EXERCISE MATERIAL
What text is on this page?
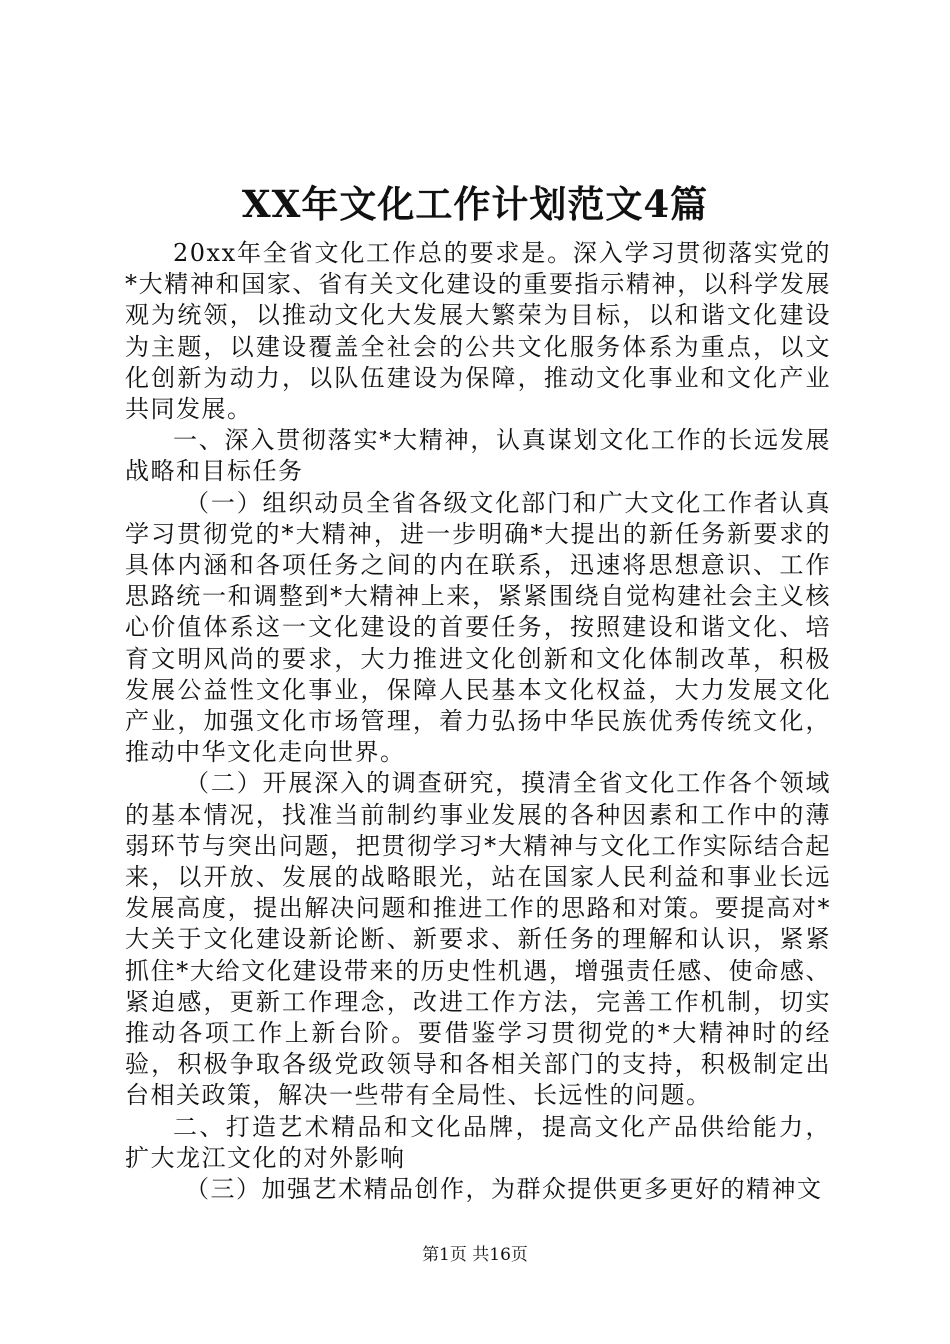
XX年文化工作计划范文4篇

20xx年全省文化工作总的要求是。深入学习贯彻落实党的*大精神和国家、省有关文化建设的重要指示精神，以科学发展观为统领，以推动文化大发展大繁荣为目标，以和谐文化建设为主题，以建设覆盖全社会的公共文化服务体系为重点，以文化创新为动力，以队伍建设为保障，推动文化事业和文化产业共同发展。

一、深入贯彻落实*大精神，认真谋划文化工作的长远发展战略和目标任务

（一）组织动员全省各级文化部门和广大文化工作者认真学习贯彻党的*大精神，进一步明确*大提出的新任务新要求的具体内涵和各项任务之间的内在联系，迅速将思想意识、工作思路统一和调整到*大精神上来，紧紧围绕自觉构建社会主义核心价值体系这一文化建设的首要任务，按照建设和谐文化、培育文明风尚的要求，大力推进文化创新和文化体制改革，积极发展公益性文化事业，保障人民基本文化权益，大力发展文化产业，加强文化市场管理，着力弘扬中华民族优秀传统文化，推动中华文化走向世界。

（二）开展深入的调查研究，摸清全省文化工作各个领域的基本情况，找准当前制约事业发展的各种因素和工作中的薄弱环节与突出问题，把贯彻学习*大精神与文化工作实际结合起来，以开放、发展的战略眼光，站在国家人民利益和事业长远发展高度，提出解决问题和推进工作的思路和对策。要提高对*大关于文化建设新论断、新要求、新任务的理解和认识，紧紧抓住*大给文化建设带来的历史性机遇，增强责任感、使命感、紧迫感，更新工作理念，改进工作方法，完善工作机制，切实推动各项工作上新台阶。要借鉴学习贯彻党的*大精神时的经验，积极争取各级党政领导和各相关部门的支持，积极制定出台相关政策，解决一些带有全局性、长远性的问题。

二、打造艺术精品和文化品牌，提高文化产品供给能力，扩大龙江文化的对外影响

（三）加强艺术精品创作，为群众提供更多更好的精神文

第1页 共16页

WHAT IS BEING ASKED
Make an exact copy of the whole listing, but don't bring over any pictures.

WRITTEN ANSWER
What text is on this page?
XX年文化工作计划范文4篇

20xx年全省文化工作总的要求是。深入学习贯彻落实党的*大精神和国家、省有关文化建设的重要指示精神，以科学发展观为统领，以推动文化大发展大繁荣为目标，以和谐文化建设为主题，以建设覆盖全社会的公共文化服务体系为重点，以文化创新为动力，以队伍建设为保障，推动文化事业和文化产业共同发展。

一、深入贯彻落实*大精神，认真谋划文化工作的长远发展战略和目标任务

（一）组织动员全省各级文化部门和广大文化工作者认真学习贯彻党的*大精神，进一步明确*大提出的新任务新要求的具体内涵和各项任务之间的内在联系，迅速将思想意识、工作思路统一和调整到*大精神上来，紧紧围绕自觉构建社会主义核心价值体系这一文化建设的首要任务，按照建设和谐文化、培育文明风尚的要求，大力推进文化创新和文化体制改革，积极发展公益性文化事业，保障人民基本文化权益，大力发展文化产业，加强文化市场管理，着力弘扬中华民族优秀传统文化，推动中华文化走向世界。

（二）开展深入的调查研究，摸清全省文化工作各个领域的基本情况，找准当前制约事业发展的各种因素和工作中的薄弱环节与突出问题，把贯彻学习*大精神与文化工作实际结合起来，以开放、发展的战略眼光，站在国家人民利益和事业长远发展高度，提出解决问题和推进工作的思路和对策。要提高对*大关于文化建设新论断、新要求、新任务的理解和认识，紧紧抓住*大给文化建设带来的历史性机遇，增强责任感、使命感、紧迫感，更新工作理念，改进工作方法，完善工作机制，切实推动各项工作上新台阶。要借鉴学习贯彻党的*大精神时的经验，积极争取各级党政领导和各相关部门的支持，积极制定出台相关政策，解决一些带有全局性、长远性的问题。

二、打造艺术精品和文化品牌，提高文化产品供给能力，扩大龙江文化的对外影响

（三）加强艺术精品创作，为群众提供更多更好的精神文

第1页 共16页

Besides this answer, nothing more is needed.